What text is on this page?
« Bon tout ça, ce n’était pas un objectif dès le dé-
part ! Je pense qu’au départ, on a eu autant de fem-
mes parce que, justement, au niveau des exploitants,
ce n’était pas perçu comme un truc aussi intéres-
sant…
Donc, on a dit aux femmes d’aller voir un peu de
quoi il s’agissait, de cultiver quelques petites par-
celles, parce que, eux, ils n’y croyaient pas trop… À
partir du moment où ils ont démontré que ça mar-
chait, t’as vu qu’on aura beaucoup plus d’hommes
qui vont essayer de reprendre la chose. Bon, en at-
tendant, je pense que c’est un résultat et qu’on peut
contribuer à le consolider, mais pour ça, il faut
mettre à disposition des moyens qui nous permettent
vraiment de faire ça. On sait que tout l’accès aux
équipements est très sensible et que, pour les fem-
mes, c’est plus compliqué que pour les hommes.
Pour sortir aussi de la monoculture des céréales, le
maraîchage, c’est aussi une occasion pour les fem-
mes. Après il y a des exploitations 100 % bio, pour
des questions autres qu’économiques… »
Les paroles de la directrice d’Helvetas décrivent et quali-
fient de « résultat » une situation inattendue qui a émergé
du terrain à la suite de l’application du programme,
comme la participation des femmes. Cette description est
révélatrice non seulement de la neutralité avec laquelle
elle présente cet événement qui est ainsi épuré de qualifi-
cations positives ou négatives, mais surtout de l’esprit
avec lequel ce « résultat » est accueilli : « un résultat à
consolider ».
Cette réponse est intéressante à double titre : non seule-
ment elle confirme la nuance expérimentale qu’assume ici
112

- **Problem details**
Take the entries above and transcribe them exactly.

- **Solution for this task**
What text is on this page?
« Bon tout ça, ce n’était pas un objectif dès le dé-
part ! Je pense qu’au départ, on a eu autant de fem-
mes parce que, justement, au niveau des exploitants,
ce n’était pas perçu comme un truc aussi intéres-
sant…
Donc, on a dit aux femmes d’aller voir un peu de
quoi il s’agissait, de cultiver quelques petites par-
celles, parce que, eux, ils n’y croyaient pas trop… À
partir du moment où ils ont démontré que ça mar-
chait, t’as vu qu’on aura beaucoup plus d’hommes
qui vont essayer de reprendre la chose. Bon, en at-
tendant, je pense que c’est un résultat et qu’on peut
contribuer à le consolider, mais pour ça, il faut
mettre à disposition des moyens qui nous permettent
vraiment de faire ça. On sait que tout l’accès aux
équipements est très sensible et que, pour les fem-
mes, c’est plus compliqué que pour les hommes.
Pour sortir aussi de la monoculture des céréales, le
maraîchage, c’est aussi une occasion pour les fem-
mes. Après il y a des exploitations 100 % bio, pour
des questions autres qu’économiques… »
Les paroles de la directrice d’Helvetas décrivent et quali-
fient de « résultat » une situation inattendue qui a émergé
du terrain à la suite de l’application du programme,
comme la participation des femmes. Cette description est
révélatrice non seulement de la neutralité avec laquelle
elle présente cet événement qui est ainsi épuré de qualifi-
cations positives ou négatives, mais surtout de l’esprit
avec lequel ce « résultat » est accueilli : « un résultat à
consolider ».
Cette réponse est intéressante à double titre : non seule-
ment elle confirme la nuance expérimentale qu’assume ici
112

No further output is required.